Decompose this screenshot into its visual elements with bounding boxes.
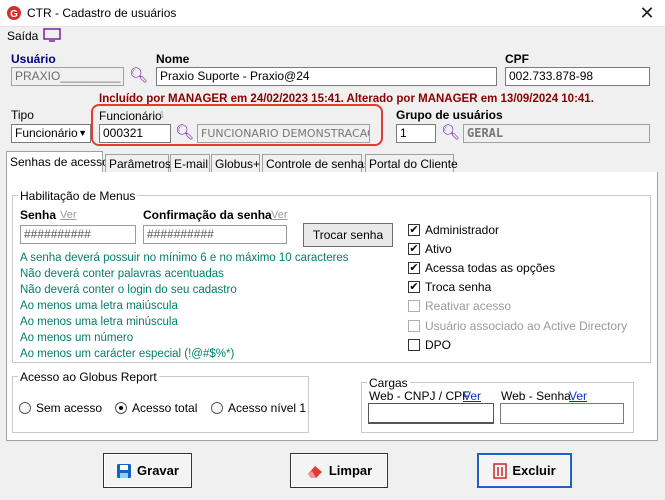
- senha-label: Senha: [20, 208, 57, 222]
- tab-parametros[interactable]: Parâmetros: [105, 154, 171, 172]
- active-directory-label: Usuário associado ao Active Directory: [425, 319, 628, 333]
- highlight-box: [91, 104, 383, 146]
- cnpj-ver-link[interactable]: Ver: [463, 389, 481, 403]
- cnpj-input[interactable]: [368, 403, 494, 424]
- acesso-total-radio[interactable]: [115, 402, 127, 414]
- grupo-search-icon[interactable]: 🔍︎: [441, 123, 460, 141]
- gravar-button[interactable]: Gravar: [103, 453, 192, 488]
- grupo-code-input[interactable]: 1: [396, 124, 436, 143]
- rule-item: Não deverá conter palavras acentuadas: [20, 268, 224, 280]
- dpo-label: DPO: [425, 338, 452, 352]
- excluir-button[interactable]: Excluir: [477, 453, 572, 488]
- eraser-icon: [307, 465, 322, 478]
- reativar-acesso-label: Reativar acesso: [425, 299, 512, 313]
- grupo-name-input[interactable]: GERAL: [463, 124, 650, 143]
- sem-acesso-label: Sem acesso: [36, 401, 103, 415]
- senha-ver-link[interactable]: Ver: [60, 209, 77, 221]
- web-senha-ver-link[interactable]: Ver: [569, 389, 587, 403]
- limpar-label: Limpar: [328, 463, 373, 478]
- usuario-search-icon[interactable]: 🔍︎: [129, 66, 148, 84]
- cnpj-label: Web - CNPJ / CPF: [369, 389, 470, 403]
- acesso-total-label: Acesso total: [132, 401, 198, 415]
- trash-icon: [493, 462, 508, 479]
- monitor-icon[interactable]: [43, 28, 61, 42]
- acessa-todas-checkbox[interactable]: ✔: [408, 262, 420, 274]
- rule-item: A senha deverá possuir no mínimo 6 e no …: [20, 252, 349, 264]
- confirmacao-label: Confirmação da senha: [143, 208, 272, 222]
- tipo-label: Tipo: [11, 108, 34, 122]
- cargas-group-label: Cargas: [367, 376, 410, 390]
- nome-label: Nome: [156, 52, 190, 66]
- troca-senha-label: Troca senha: [425, 280, 492, 294]
- cpf-label: CPF: [505, 52, 529, 66]
- administrador-label: Administrador: [425, 223, 500, 237]
- close-button[interactable]: ✕: [634, 2, 660, 24]
- tab-globus-plus[interactable]: Globus+: [211, 154, 260, 172]
- rule-item: Ao menos um número: [20, 332, 134, 344]
- menu-saida[interactable]: Saída: [7, 29, 38, 43]
- confirmacao-ver-link[interactable]: Ver: [271, 209, 288, 221]
- limpar-button[interactable]: Limpar: [290, 453, 388, 488]
- senha-input[interactable]: ##########: [20, 225, 136, 244]
- usuario-label: Usuário: [11, 52, 56, 66]
- tab-controle-de-senhas[interactable]: Controle de senhas: [262, 154, 370, 172]
- excluir-label: Excluir: [512, 463, 556, 478]
- ativo-label: Ativo: [425, 242, 452, 256]
- acesso-nivel1-radio[interactable]: [211, 402, 223, 414]
- reativar-acesso-checkbox: [408, 300, 420, 312]
- save-icon: [117, 463, 132, 478]
- active-directory-checkbox: [408, 320, 420, 332]
- globus-report-group-label: Acesso ao Globus Report: [18, 370, 159, 384]
- gravar-label: Gravar: [137, 463, 179, 478]
- web-senha-label: Web - Senha: [501, 389, 571, 403]
- confirmacao-input[interactable]: ##########: [143, 225, 287, 244]
- nome-input[interactable]: Praxio Suporte - Praxio@24: [156, 67, 497, 86]
- rule-item: Ao menos um carácter especial (!@#$%*): [20, 348, 235, 360]
- sem-acesso-radio[interactable]: [19, 402, 31, 414]
- chevron-down-icon[interactable]: ▼: [78, 126, 87, 141]
- window-title: CTR - Cadastro de usuários: [27, 6, 177, 20]
- app-logo-icon: G: [7, 6, 21, 20]
- title-bar: G CTR - Cadastro de usuários ✕: [0, 0, 665, 27]
- rule-item: Ao menos uma letra maiúscula: [20, 300, 178, 312]
- dpo-checkbox[interactable]: [408, 339, 420, 351]
- usuario-input[interactable]: PRAXIO_________: [11, 67, 124, 86]
- svg-text:G: G: [10, 9, 18, 20]
- troca-senha-checkbox[interactable]: ✔: [408, 281, 420, 293]
- rule-item: Não deverá conter o login do seu cadastr…: [20, 284, 237, 296]
- grupo-label: Grupo de usuários: [396, 108, 503, 122]
- rule-item: Ao menos uma letra minúscula: [20, 316, 178, 328]
- trocar-senha-button[interactable]: Trocar senha: [303, 223, 393, 247]
- tipo-select[interactable]: Funcionário ▼: [11, 124, 91, 143]
- tipo-value: Funcionário: [15, 126, 78, 140]
- administrador-checkbox[interactable]: ✔: [408, 224, 420, 236]
- ativo-checkbox[interactable]: ✔: [408, 243, 420, 255]
- tab-portal-do-cliente[interactable]: Portal do Cliente: [365, 154, 458, 172]
- acessa-todas-label: Acessa todas as opções: [425, 261, 556, 275]
- cpf-input[interactable]: 002.733.878-98: [505, 67, 650, 86]
- tab-senhas-de-acesso[interactable]: Senhas de acesso: [6, 151, 109, 173]
- acesso-nivel1-label: Acesso nível 1: [228, 401, 307, 415]
- habilitacao-group-label: Habilitação de Menus: [18, 189, 138, 203]
- tab-email[interactable]: E-mail: [170, 154, 210, 172]
- web-senha-input[interactable]: [500, 403, 624, 424]
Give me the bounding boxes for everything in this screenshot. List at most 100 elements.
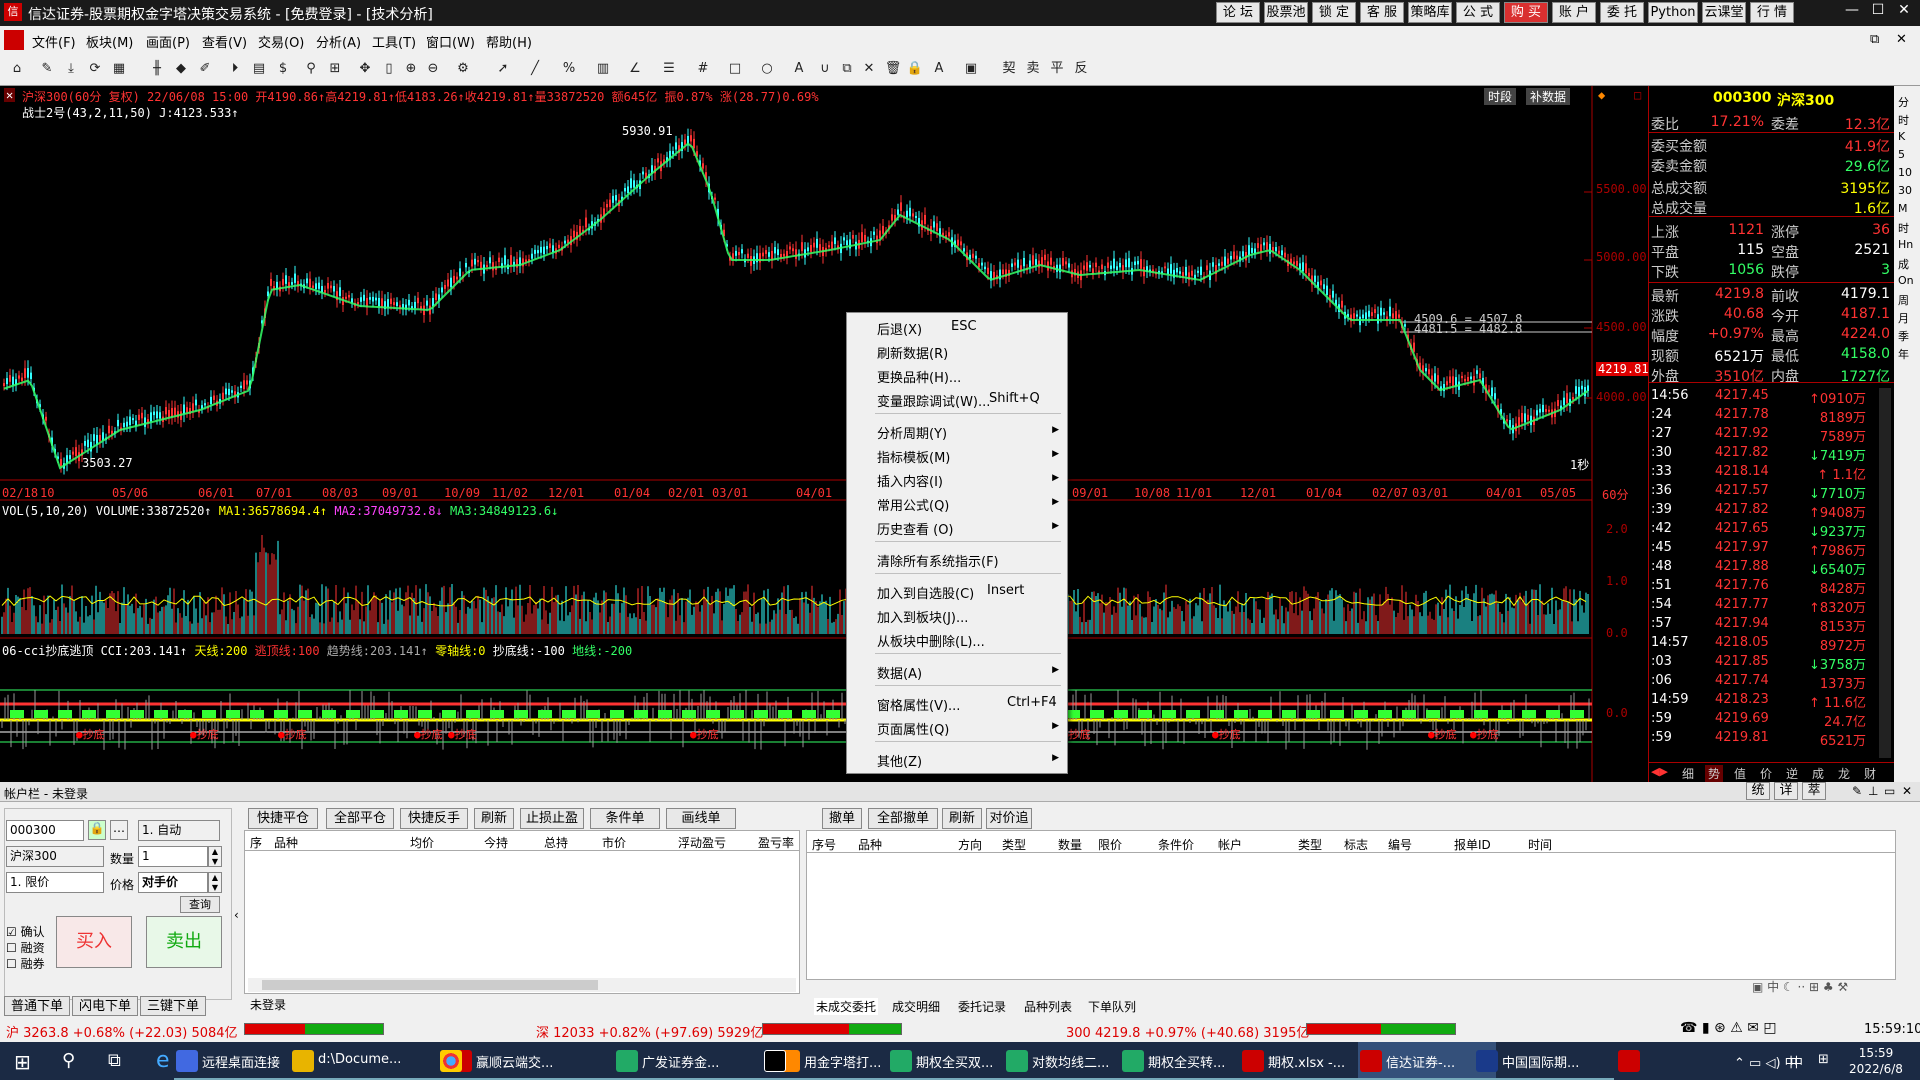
prev-icon[interactable]: ◀▶ — [1651, 765, 1668, 778]
order-column-header[interactable]: 类型 — [1002, 836, 1026, 853]
top-button-7[interactable]: 账 户 — [1552, 2, 1596, 23]
qty-stepper[interactable]: ▲ ▼ — [208, 846, 222, 867]
ime-indicator[interactable]: 中 — [1790, 1052, 1803, 1071]
menu-item-back[interactable]: 后退(X) — [877, 319, 922, 338]
detail-button[interactable]: 详 — [1774, 782, 1798, 800]
order-column-header[interactable]: 品种 — [858, 836, 882, 853]
menu-tools[interactable]: 工具(T) — [372, 32, 416, 51]
ie-icon[interactable]: e — [156, 1048, 170, 1073]
side-tab[interactable]: 年 — [1898, 346, 1909, 362]
magnet-icon[interactable]: ∪ — [816, 60, 834, 78]
side-tab[interactable]: 10 — [1898, 166, 1912, 179]
top-button-6[interactable]: 购 买 — [1504, 2, 1548, 23]
circle-tool-icon[interactable]: ○ — [758, 60, 776, 78]
close-doc-icon[interactable]: ✕ — [1896, 32, 1907, 47]
menu-file[interactable]: 文件(F) — [32, 32, 76, 51]
price-input[interactable]: 对手价 — [138, 872, 208, 893]
order-tab[interactable]: 委托记录 — [956, 998, 1008, 1015]
menu-help[interactable]: 帮助(H) — [486, 32, 532, 51]
quote-tab[interactable]: 财 — [1861, 765, 1880, 782]
menu-item-change-symbol[interactable]: 更换品种(H)... — [877, 367, 961, 386]
maximize-icon[interactable]: ☐ — [1866, 2, 1890, 18]
margin-checkbox[interactable]: ☐ 融资 — [6, 940, 45, 956]
period-button-icon2[interactable]: 卖 — [1024, 60, 1042, 78]
top-button-0[interactable]: 论 坛 — [1216, 2, 1260, 23]
order-tab[interactable]: 品种列表 — [1022, 998, 1074, 1015]
side-tab[interactable]: 分 — [1898, 94, 1909, 110]
order-column-header[interactable]: 类型 — [1298, 836, 1322, 853]
percent-icon[interactable]: % — [560, 60, 578, 78]
play-icon[interactable]: ⏵ — [226, 60, 244, 78]
menu-item-refresh-data[interactable]: 刷新数据(R) — [877, 343, 948, 362]
order-button[interactable]: 撤单 — [822, 808, 862, 829]
menu-item-pane-props[interactable]: 窗格属性(V)... — [877, 695, 960, 714]
position-button[interactable]: 快捷反手 — [400, 808, 468, 829]
download-icon[interactable]: ⤓ — [62, 60, 80, 78]
order-column-header[interactable]: 限价 — [1098, 836, 1122, 853]
side-tab[interactable]: Hn — [1898, 238, 1913, 251]
period-button-icon4[interactable]: 反 — [1072, 60, 1090, 78]
order-column-header[interactable]: 报单ID — [1454, 836, 1491, 853]
menu-block[interactable]: 板块(M) — [86, 32, 133, 51]
top-button-8[interactable]: 委 托 — [1600, 2, 1644, 23]
menu-item-add-watchlist[interactable]: 加入到自选股(C) — [877, 583, 974, 602]
tab-flash-order[interactable]: 闪电下单 — [72, 996, 138, 1016]
alert-icon[interactable]: ◆ — [1598, 88, 1605, 102]
order-column-header[interactable]: 编号 — [1388, 836, 1412, 853]
refresh-icon[interactable]: ⟳ — [86, 60, 104, 78]
position-column-header[interactable]: 今持 — [484, 834, 508, 851]
menu-item-remove-block[interactable]: 从板块中删除(L)... — [877, 631, 985, 650]
price-stepper[interactable]: ▲ ▼ — [208, 872, 222, 893]
menu-item-other[interactable]: 其他(Z) — [877, 751, 922, 770]
position-button[interactable]: 快捷平仓 — [248, 808, 318, 829]
chart-area[interactable]: ✕ 沪深300(60分 复权) 22/06/08 15:00 开4190.86↑… — [0, 86, 1651, 782]
diamond-icon[interactable]: ◆ — [172, 60, 190, 78]
column-icon[interactable]: ▯ — [380, 60, 398, 78]
tool-icon[interactable]: ✎ — [1852, 784, 1862, 798]
menu-item-period[interactable]: 分析周期(Y) — [877, 423, 947, 442]
menu-item-template[interactable]: 指标模板(M) — [877, 447, 950, 466]
doc-icon[interactable]: ▤ — [250, 60, 268, 78]
position-button[interactable]: 刷新 — [474, 808, 514, 829]
delete-icon[interactable]: ✕ — [860, 60, 878, 78]
lock-icon[interactable]: 🔒 — [88, 820, 106, 840]
order-tab[interactable]: 成交明细 — [890, 998, 942, 1015]
menu-item-add-block[interactable]: 加入到板块(J)... — [877, 607, 968, 626]
side-tab[interactable]: 周 — [1898, 292, 1909, 308]
short-checkbox[interactable]: ☐ 融券 — [6, 956, 45, 972]
bar-chart-icon[interactable]: ╫ — [148, 60, 166, 78]
restore-icon[interactable]: ⧉ — [1870, 32, 1879, 47]
menu-item-history[interactable]: 历史查看 (O) — [877, 519, 954, 538]
period-button-icon3[interactable]: 平 — [1048, 60, 1066, 78]
order-column-header[interactable]: 帐户 — [1218, 836, 1242, 853]
top-button-11[interactable]: 行 情 — [1750, 2, 1794, 23]
orders-toolbar-icons[interactable]: ▣ 中 ☾ ·· ⊞ ♣ ⚒ — [1752, 978, 1848, 995]
move-icon[interactable]: ✥ — [356, 60, 374, 78]
top-button-4[interactable]: 策略库 — [1408, 2, 1452, 23]
menu-analysis[interactable]: 分析(A) — [316, 32, 361, 51]
quote-tab[interactable]: 值 — [1731, 765, 1750, 782]
buy-button[interactable]: 买入 — [56, 916, 132, 968]
tab-three-key-order[interactable]: 三键下单 — [140, 996, 206, 1016]
side-tab[interactable]: K — [1898, 130, 1905, 143]
input-icon[interactable]: ⊞ — [1818, 1052, 1829, 1067]
top-button-5[interactable]: 公 式 — [1456, 2, 1500, 23]
order-column-header[interactable]: 序号 — [812, 836, 836, 853]
tab-normal-order[interactable]: 普通下单 — [4, 996, 70, 1016]
position-button[interactable]: 画线单 — [666, 808, 736, 829]
order-button[interactable]: 对价追 — [986, 808, 1032, 829]
save-icon[interactable]: ▣ — [962, 60, 980, 78]
zoom-in-icon[interactable]: ⊕ — [402, 60, 420, 78]
table-tool-icon[interactable]: ▥ — [594, 60, 612, 78]
tick-scrollbar[interactable] — [1879, 388, 1891, 758]
position-column-header[interactable]: 市价 — [602, 834, 626, 851]
position-column-header[interactable]: 总持 — [544, 834, 568, 851]
top-button-9[interactable]: Python — [1648, 2, 1698, 23]
pin-icon[interactable]: ⊥ — [1868, 784, 1878, 798]
position-button[interactable]: 全部平仓 — [326, 808, 394, 829]
line-tool-icon[interactable]: ╱ — [526, 60, 544, 78]
side-tab[interactable]: 5 — [1898, 148, 1905, 161]
scrollbar-thumb[interactable] — [262, 980, 598, 990]
rect-tool-icon[interactable]: □ — [726, 60, 744, 78]
position-column-header[interactable]: 盈亏率 — [758, 834, 794, 851]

+---+

Rewrite the data starting with the line containing "- senha-label: Senha: [20, 208, 57, 222]" and going on through the line containing "- cpf-label: CPF: [505, 52, 529, 66]", changing "interactable" to "clickable" and leaving everything else as it is.

- senha-label: Senha: [20, 208, 57, 222]
- tab-parametros[clickable]: Parâmetros: [105, 154, 171, 172]
- active-directory-label: Usuário associado ao Active Directory: [425, 319, 628, 333]
- highlight-box: [91, 104, 383, 146]
- cnpj-ver-link[clickable]: Ver: [463, 389, 481, 403]
- cnpj-input[clickable]: [368, 403, 494, 424]
- acesso-total-radio[clickable]: [115, 402, 127, 414]
- grupo-search-icon[clickable]: 🔍︎: [441, 123, 460, 141]
- gravar-button[clickable]: Gravar: [103, 453, 192, 488]
- grupo-code-input[clickable]: 1: [396, 124, 436, 143]
- rule-item: Não deverá conter palavras acentuadas: [20, 268, 224, 280]
- dpo-label: DPO: [425, 338, 452, 352]
- excluir-button[clickable]: Excluir: [477, 453, 572, 488]
- eraser-icon: [307, 465, 322, 478]
- reativar-acesso-label: Reativar acesso: [425, 299, 512, 313]
- grupo-name-input[clickable]: GERAL: [463, 124, 650, 143]
- sem-acesso-label: Sem acesso: [36, 401, 103, 415]
- senha-ver-link[clickable]: Ver: [60, 209, 77, 221]
- web-senha-ver-link[clickable]: Ver: [569, 389, 587, 403]
- limpar-label: Limpar: [328, 463, 373, 478]
- usuario-search-icon[clickable]: 🔍︎: [129, 66, 148, 84]
- cnpj-label: Web - CNPJ / CPF: [369, 389, 470, 403]
- acesso-total-label: Acesso total: [132, 401, 198, 415]
- trash-icon: [493, 462, 508, 479]
- monitor-icon[clickable]: [43, 28, 61, 42]
- acessa-todas-checkbox[clickable]: ✔: [408, 262, 420, 274]
- rule-item: A senha deverá possuir no mínimo 6 e no …: [20, 252, 349, 264]
- confirmacao-label: Confirmação da senha: [143, 208, 272, 222]
- tipo-label: Tipo: [11, 108, 34, 122]
- cargas-group-label: Cargas: [367, 376, 410, 390]
- nome-label: Nome: [156, 52, 190, 66]
- troca-senha-label: Troca senha: [425, 280, 492, 294]
- cpf-label: CPF: [505, 52, 529, 66]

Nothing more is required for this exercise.